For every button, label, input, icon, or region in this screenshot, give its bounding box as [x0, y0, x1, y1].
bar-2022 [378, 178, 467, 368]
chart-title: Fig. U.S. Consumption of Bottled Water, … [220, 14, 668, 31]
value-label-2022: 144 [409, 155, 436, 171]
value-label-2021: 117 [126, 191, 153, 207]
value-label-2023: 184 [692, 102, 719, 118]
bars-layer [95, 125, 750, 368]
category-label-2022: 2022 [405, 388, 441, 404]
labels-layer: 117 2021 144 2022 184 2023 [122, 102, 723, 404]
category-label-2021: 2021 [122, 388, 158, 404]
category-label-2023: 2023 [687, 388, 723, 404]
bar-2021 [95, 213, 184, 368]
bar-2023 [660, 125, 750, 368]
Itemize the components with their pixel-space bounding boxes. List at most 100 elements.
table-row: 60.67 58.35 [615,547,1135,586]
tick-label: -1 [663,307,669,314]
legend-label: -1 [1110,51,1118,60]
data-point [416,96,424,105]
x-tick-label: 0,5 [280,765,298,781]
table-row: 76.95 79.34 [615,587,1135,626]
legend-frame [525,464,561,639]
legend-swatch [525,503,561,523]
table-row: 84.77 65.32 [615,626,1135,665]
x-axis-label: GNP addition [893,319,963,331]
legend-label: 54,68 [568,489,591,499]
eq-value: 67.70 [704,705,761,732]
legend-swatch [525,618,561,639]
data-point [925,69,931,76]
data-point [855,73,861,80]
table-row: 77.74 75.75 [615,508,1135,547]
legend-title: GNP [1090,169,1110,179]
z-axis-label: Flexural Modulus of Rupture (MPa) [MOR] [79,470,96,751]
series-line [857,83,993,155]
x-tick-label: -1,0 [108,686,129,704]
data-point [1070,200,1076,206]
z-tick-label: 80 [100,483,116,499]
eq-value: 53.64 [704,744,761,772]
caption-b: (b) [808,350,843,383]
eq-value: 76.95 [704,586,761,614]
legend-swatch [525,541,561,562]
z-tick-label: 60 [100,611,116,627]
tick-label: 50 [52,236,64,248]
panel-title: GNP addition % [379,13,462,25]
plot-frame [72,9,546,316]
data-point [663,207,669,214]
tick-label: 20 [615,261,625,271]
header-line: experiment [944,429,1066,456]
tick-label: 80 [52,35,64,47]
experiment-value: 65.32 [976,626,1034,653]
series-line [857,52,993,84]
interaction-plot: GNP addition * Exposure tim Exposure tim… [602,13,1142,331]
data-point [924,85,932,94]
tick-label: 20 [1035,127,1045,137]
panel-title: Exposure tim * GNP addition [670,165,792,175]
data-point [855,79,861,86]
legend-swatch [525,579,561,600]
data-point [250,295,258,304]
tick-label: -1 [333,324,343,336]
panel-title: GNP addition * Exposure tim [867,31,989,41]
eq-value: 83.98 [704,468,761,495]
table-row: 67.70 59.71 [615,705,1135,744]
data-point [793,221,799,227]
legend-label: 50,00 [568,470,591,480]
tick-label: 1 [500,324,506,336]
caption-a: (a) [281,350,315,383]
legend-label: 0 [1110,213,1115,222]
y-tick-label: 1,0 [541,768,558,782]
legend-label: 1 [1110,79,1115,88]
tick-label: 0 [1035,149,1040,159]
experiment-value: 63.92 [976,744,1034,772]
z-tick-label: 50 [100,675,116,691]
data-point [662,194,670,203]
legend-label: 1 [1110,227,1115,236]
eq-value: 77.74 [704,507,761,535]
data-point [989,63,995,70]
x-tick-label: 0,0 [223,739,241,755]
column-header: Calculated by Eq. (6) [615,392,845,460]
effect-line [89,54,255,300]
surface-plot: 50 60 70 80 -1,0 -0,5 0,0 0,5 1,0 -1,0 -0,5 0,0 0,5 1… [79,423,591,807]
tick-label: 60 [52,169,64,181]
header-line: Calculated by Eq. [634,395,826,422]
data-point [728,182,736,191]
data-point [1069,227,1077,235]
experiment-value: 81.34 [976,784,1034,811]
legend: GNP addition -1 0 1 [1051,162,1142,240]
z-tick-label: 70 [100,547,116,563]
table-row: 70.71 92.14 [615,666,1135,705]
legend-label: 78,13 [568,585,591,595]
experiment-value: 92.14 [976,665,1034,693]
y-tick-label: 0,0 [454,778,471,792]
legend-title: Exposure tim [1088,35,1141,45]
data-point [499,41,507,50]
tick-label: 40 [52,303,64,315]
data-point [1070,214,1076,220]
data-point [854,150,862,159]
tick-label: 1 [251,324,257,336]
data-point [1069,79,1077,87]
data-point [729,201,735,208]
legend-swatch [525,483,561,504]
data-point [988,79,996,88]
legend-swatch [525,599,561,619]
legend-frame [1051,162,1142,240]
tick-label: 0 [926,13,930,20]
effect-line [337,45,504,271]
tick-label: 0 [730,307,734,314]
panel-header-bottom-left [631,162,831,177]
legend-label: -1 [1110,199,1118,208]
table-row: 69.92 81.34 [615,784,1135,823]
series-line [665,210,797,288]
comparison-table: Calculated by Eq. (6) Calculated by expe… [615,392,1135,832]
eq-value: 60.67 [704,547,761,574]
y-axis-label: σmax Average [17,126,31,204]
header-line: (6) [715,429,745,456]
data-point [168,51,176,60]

- _PROBLEM TO WORK ON_
Rewrite the data above with every "legend-swatch" changed to "legend-marker" and nothing else altered.

- _SOLUTION FOR THIS PROBLEM_
For every button, label, input, icon, or region in this screenshot, give its bounding box as [x0, y0, x1, y1].
bar-2022 [378, 178, 467, 368]
chart-title: Fig. U.S. Consumption of Bottled Water, … [220, 14, 668, 31]
value-label-2022: 144 [409, 155, 436, 171]
value-label-2021: 117 [126, 191, 153, 207]
value-label-2023: 184 [692, 102, 719, 118]
bars-layer [95, 125, 750, 368]
category-label-2022: 2022 [405, 388, 441, 404]
labels-layer: 117 2021 144 2022 184 2023 [122, 102, 723, 404]
category-label-2021: 2021 [122, 388, 158, 404]
category-label-2023: 2023 [687, 388, 723, 404]
bar-2021 [95, 213, 184, 368]
bar-2023 [660, 125, 750, 368]
Itemize the components with their pixel-space bounding boxes. List at most 100 elements.
table-row: 60.67 58.35 [615,547,1135,586]
tick-label: -1 [663,307,669,314]
legend-label: -1 [1110,51,1118,60]
data-point [416,96,424,105]
x-tick-label: 0,5 [280,765,298,781]
table-row: 76.95 79.34 [615,587,1135,626]
legend-frame [525,464,561,639]
legend-marker [525,503,561,523]
table-row: 84.77 65.32 [615,626,1135,665]
x-axis-label: GNP addition [893,319,963,331]
legend-label: 54,68 [568,489,591,499]
eq-value: 67.70 [704,705,761,732]
legend-marker [525,618,561,639]
data-point [925,69,931,76]
data-point [855,73,861,80]
table-row: 77.74 75.75 [615,508,1135,547]
legend-title: GNP [1090,169,1110,179]
z-axis-label: Flexural Modulus of Rupture (MPa) [MOR] [79,470,96,751]
series-line [857,83,993,155]
x-tick-label: -1,0 [108,686,129,704]
data-point [1070,200,1076,206]
z-tick-label: 80 [100,483,116,499]
eq-value: 53.64 [704,744,761,772]
caption-b: (b) [808,350,843,383]
eq-value: 76.95 [704,586,761,614]
legend-marker [525,541,561,562]
z-tick-label: 60 [100,611,116,627]
tick-label: 50 [52,236,64,248]
panel-title: GNP addition % [379,13,462,25]
plot-frame [72,9,546,316]
data-point [663,207,669,214]
tick-label: 20 [615,261,625,271]
header-line: experiment [944,429,1066,456]
tick-label: 80 [52,35,64,47]
experiment-value: 65.32 [976,626,1034,653]
series-line [857,52,993,84]
interaction-plot: GNP addition * Exposure tim Exposure tim… [602,13,1142,331]
data-point [924,85,932,94]
tick-label: 20 [1035,127,1045,137]
panel-title: Exposure tim * GNP addition [670,165,792,175]
data-point [855,79,861,86]
legend-marker [525,579,561,600]
data-point [250,295,258,304]
tick-label: -1 [333,324,343,336]
panel-title: GNP addition * Exposure tim [867,31,989,41]
eq-value: 83.98 [704,468,761,495]
table-row: 67.70 59.71 [615,705,1135,744]
data-point [793,221,799,227]
legend-label: 50,00 [568,470,591,480]
tick-label: 1 [500,324,506,336]
caption-a: (a) [281,350,315,383]
legend-label: 0 [1110,213,1115,222]
y-tick-label: 1,0 [541,768,558,782]
legend-label: 1 [1110,79,1115,88]
tick-label: 0 [1035,149,1040,159]
experiment-value: 63.92 [976,744,1034,772]
z-tick-label: 50 [100,675,116,691]
data-point [662,194,670,203]
legend-label: 1 [1110,227,1115,236]
eq-value: 77.74 [704,507,761,535]
data-point [989,63,995,70]
x-tick-label: 0,0 [223,739,241,755]
column-header: Calculated by Eq. (6) [615,392,845,460]
effect-line [89,54,255,300]
surface-plot: 50 60 70 80 -1,0 -0,5 0,0 0,5 1,0 -1,0 -0,5 0,0 0,5 1… [79,423,591,807]
tick-label: 60 [52,169,64,181]
header-line: Calculated by Eq. [634,395,826,422]
data-point [728,182,736,191]
data-point [1069,227,1077,235]
experiment-value: 81.34 [976,784,1034,811]
legend: GNP addition -1 0 1 [1051,162,1142,240]
z-tick-label: 70 [100,547,116,563]
table-row: 70.71 92.14 [615,666,1135,705]
legend-label: 78,13 [568,585,591,595]
experiment-value: 92.14 [976,665,1034,693]
y-tick-label: 0,0 [454,778,471,792]
legend-title: Exposure tim [1088,35,1141,45]
data-point [499,41,507,50]
tick-label: 40 [52,303,64,315]
data-point [1070,214,1076,220]
data-point [854,150,862,159]
tick-label: 1 [251,324,257,336]
data-point [1069,79,1077,87]
data-point [729,201,735,208]
legend-marker [525,483,561,504]
data-point [988,79,996,88]
legend-marker [525,599,561,619]
legend-frame [1051,162,1142,240]
tick-label: 0 [926,13,930,20]
effect-line [337,45,504,271]
tick-label: 0 [730,307,734,314]
panel-header-bottom-left [631,162,831,177]
legend-label: -1 [1110,199,1118,208]
table-row: 69.92 81.34 [615,784,1135,823]
series-line [665,210,797,288]
comparison-table: Calculated by Eq. (6) Calculated by expe… [615,392,1135,832]
eq-value: 60.67 [704,547,761,574]
y-axis-label: σmax Average [17,126,31,204]
header-line: (6) [715,429,745,456]
data-point [168,51,176,60]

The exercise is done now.